I followed Xenakis’ workshops for some weeks, where he had his machine, the UPIC computer, in which you could literally see the sound waves and from those waves you could build with a pencil whatever sound you would like. At the Paris Conservatory I attended Baliff’s great music analysis courses for two years. Baliff would play everyone from Stravinsky to Boulez to Messiaen, and we learned a lot about the music of our times.

How do you think your style has evolved?

From the early 1990s to 2003 I wrote music for more than fifty movies in France and Europe. During that time I tried to build an identity, an aesthetic based on the ‘less is more’ principle. I tried to bring transparency to the scores and to use strings and ethnic instruments in a colourful rather than folkloric way. As a film composer, I did not want to throw my music at the picture but rather to be part of the picture, to be completely involved and interwoven with everything –the dialogue, the sounds, the rhythm of the film. I spent long hours trying to find the right ‘vibration’; I call it ‘vibration’ because that’s what I feel when the music and the image really fit together. My wife Solre Lemonnier was my concertmaster for almost all my European movies and she taught me how interpretation was crucial to my style. The performance of the musicians had to be based upon such aesthetic: the transparency of the orchestrations, the strings playing with very little vibrato or none, my particular use of flutes.
__________________________________________________
## YOUR TASKS
A) Translate this sentence from the composer interview into French: "At the Paris Conservatory I attended Baliff’s great music analysis courses for two years."
B) Pick up the composer interview after its final sentence and keep it going.
__________________________________________________
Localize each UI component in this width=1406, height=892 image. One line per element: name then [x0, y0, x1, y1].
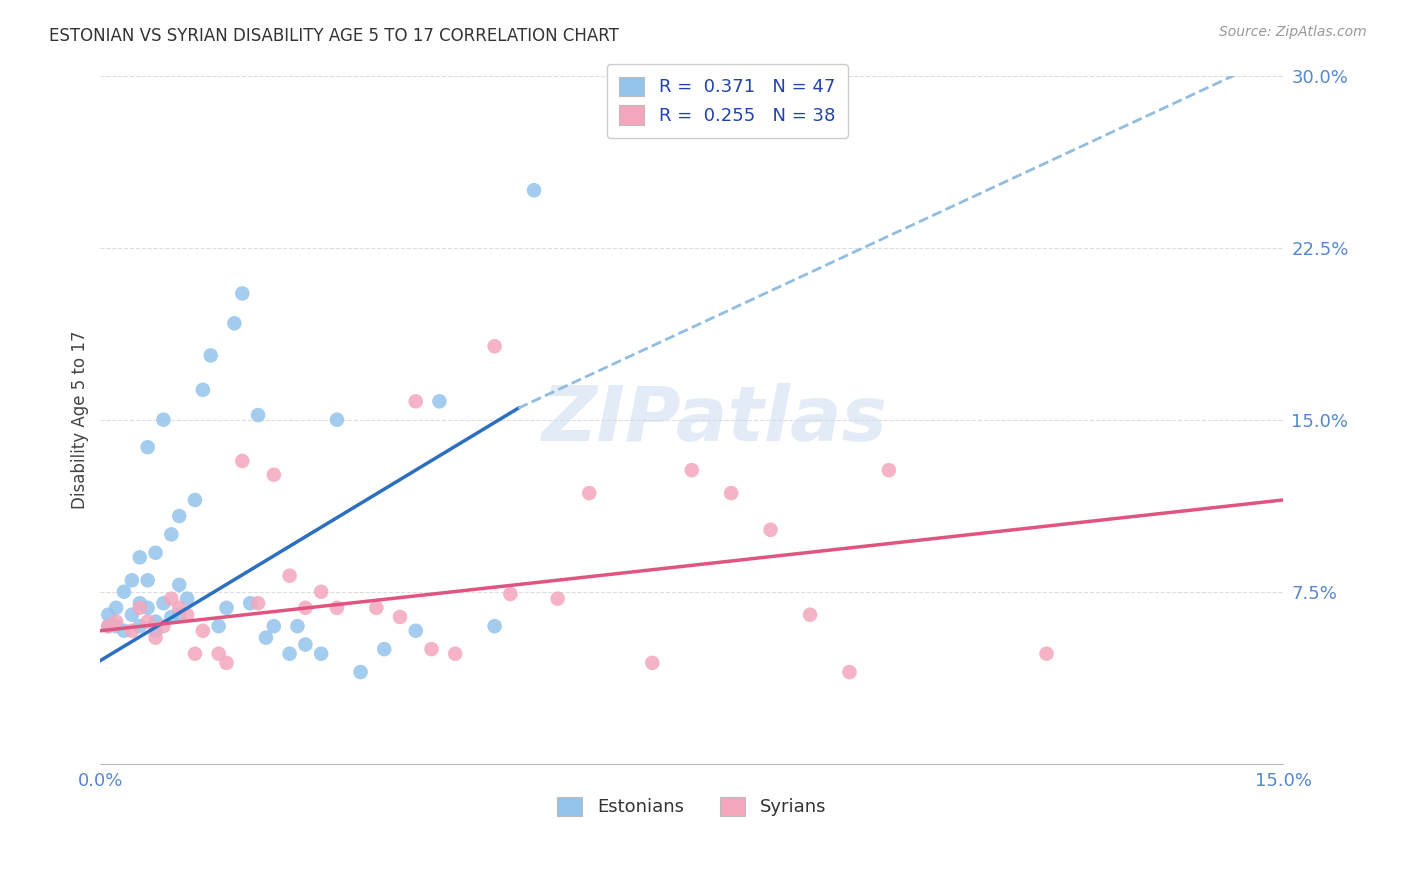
Point	[444, 647, 467, 661]
Point	[136, 600, 159, 615]
Point	[97, 607, 120, 622]
Point	[484, 619, 506, 633]
Point	[799, 607, 821, 622]
Point	[523, 183, 546, 197]
Point	[263, 619, 285, 633]
Point	[309, 584, 332, 599]
Point	[184, 493, 207, 508]
Point	[176, 591, 198, 606]
Point	[294, 600, 316, 615]
Point	[167, 607, 190, 622]
Point	[759, 523, 782, 537]
Point	[160, 610, 183, 624]
Text: Source: ZipAtlas.com: Source: ZipAtlas.com	[1219, 25, 1367, 39]
Point	[215, 656, 238, 670]
Point	[152, 412, 174, 426]
Point	[484, 339, 506, 353]
Point	[136, 440, 159, 454]
Point	[215, 600, 238, 615]
Point	[176, 607, 198, 622]
Y-axis label: Disability Age 5 to 17: Disability Age 5 to 17	[72, 330, 89, 509]
Point	[128, 596, 150, 610]
Point	[145, 546, 167, 560]
Point	[145, 624, 167, 638]
Point	[152, 619, 174, 633]
Point	[263, 467, 285, 482]
Point	[128, 550, 150, 565]
Point	[121, 574, 143, 588]
Point	[231, 286, 253, 301]
Point	[578, 486, 600, 500]
Text: ZIPatlas: ZIPatlas	[543, 383, 889, 457]
Point	[239, 596, 262, 610]
Point	[309, 647, 332, 661]
Point	[287, 619, 309, 633]
Point	[191, 624, 214, 638]
Point	[160, 591, 183, 606]
Point	[207, 619, 229, 633]
Point	[97, 619, 120, 633]
Point	[429, 394, 451, 409]
Point	[278, 568, 301, 582]
Point	[167, 600, 190, 615]
Point	[499, 587, 522, 601]
Point	[184, 647, 207, 661]
Point	[160, 527, 183, 541]
Point	[254, 631, 277, 645]
Point	[641, 656, 664, 670]
Point	[136, 615, 159, 629]
Point	[167, 509, 190, 524]
Point	[1035, 647, 1057, 661]
Point	[121, 607, 143, 622]
Point	[128, 619, 150, 633]
Point	[547, 591, 569, 606]
Legend: Estonians, Syrians: Estonians, Syrians	[550, 789, 834, 823]
Point	[405, 624, 427, 638]
Point	[128, 600, 150, 615]
Point	[405, 394, 427, 409]
Point	[207, 647, 229, 661]
Point	[326, 412, 349, 426]
Point	[388, 610, 411, 624]
Point	[136, 574, 159, 588]
Point	[420, 642, 443, 657]
Point	[247, 596, 270, 610]
Point	[152, 596, 174, 610]
Point	[247, 408, 270, 422]
Point	[105, 615, 128, 629]
Point	[167, 578, 190, 592]
Point	[105, 619, 128, 633]
Point	[294, 638, 316, 652]
Point	[112, 584, 135, 599]
Point	[121, 624, 143, 638]
Point	[145, 615, 167, 629]
Point	[145, 631, 167, 645]
Point	[326, 600, 349, 615]
Point	[373, 642, 395, 657]
Point	[105, 600, 128, 615]
Point	[877, 463, 900, 477]
Point	[720, 486, 742, 500]
Point	[366, 600, 388, 615]
Point	[349, 665, 371, 679]
Point	[838, 665, 860, 679]
Point	[191, 383, 214, 397]
Point	[112, 624, 135, 638]
Point	[681, 463, 703, 477]
Point	[278, 647, 301, 661]
Point	[97, 619, 120, 633]
Point	[200, 348, 222, 362]
Point	[224, 316, 246, 330]
Point	[231, 454, 253, 468]
Text: ESTONIAN VS SYRIAN DISABILITY AGE 5 TO 17 CORRELATION CHART: ESTONIAN VS SYRIAN DISABILITY AGE 5 TO 1…	[49, 27, 619, 45]
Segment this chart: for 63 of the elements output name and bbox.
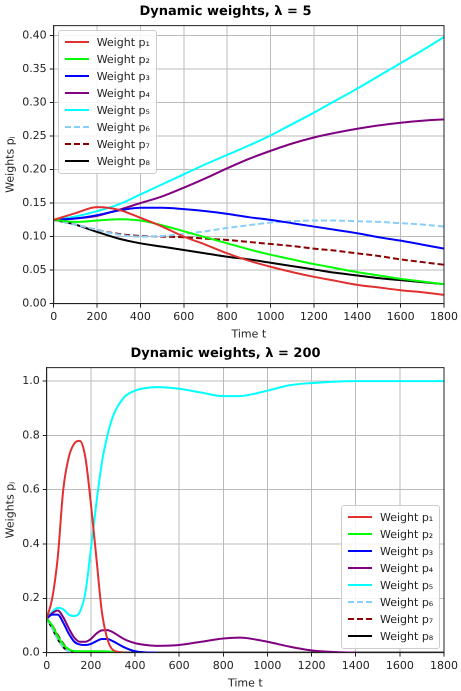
__________________________________________________
## RESPONSES TO THE TASKS
A) Au Conservatoire de Paris, j’ai suivi pendant deux ans les formidables cours d’analyse musicale de Baliff.

B)
What happened after Girl With a Pearl Earring?

After that film I had the opportunity to do some larger scores in Hollywood, where the film industry offers the possibility of a large, epic expression. In American cinema there is this tradition of symphonic scores which has somehow vanished from Europe. When I was seventeen or eighteen, I was a movie fun and always dreamed of one day following the tracks of Franz Waxman, Bernard Herrmann, Elmer Bernstein, Jerry Goldsmith, John Williams... I was hoping that one day I could score one of these epic movies. So I guess that was the next step, when I started doing larger films after 2003. But in Hollywood I kept using what I learned before in my European career, which is being big when you need to be big, but also being small when it’s possible…

…using few instruments…

Yes, because sometimes I want to be very close to the inner psychology of the characters to reveal their traumas. I want to show the invisible, something that you don’t see in the screen. So I have tried on each score not to repeat myself, to bring new themes that I have not used before, to take new challenges, to improve on the melodies, the rhythm, the harmonies, the way I build the cues of the picture. So I guess my style has evolved or at least I hope so, because I have tried really hard.

There’s not much music in Audiard’s A Prophet (2009) or Polanski’s The Ghost Writer (2010). Are they examples of your ‘less is more’ aesthetic?

Yes. In European cinema reality is more present than in American cinema, which tends towards fantasy. So if you want to respect reality you cannot impose too much music, otherwise you cut yourself off from the real sound. That’s why placement is crucial, because if you place the music at the wrong point you are an intruder, and I don’t want to be that. I want to enter the film without notice. It’s tricky.

The finest scores have to work both as applied and autonomous music at once.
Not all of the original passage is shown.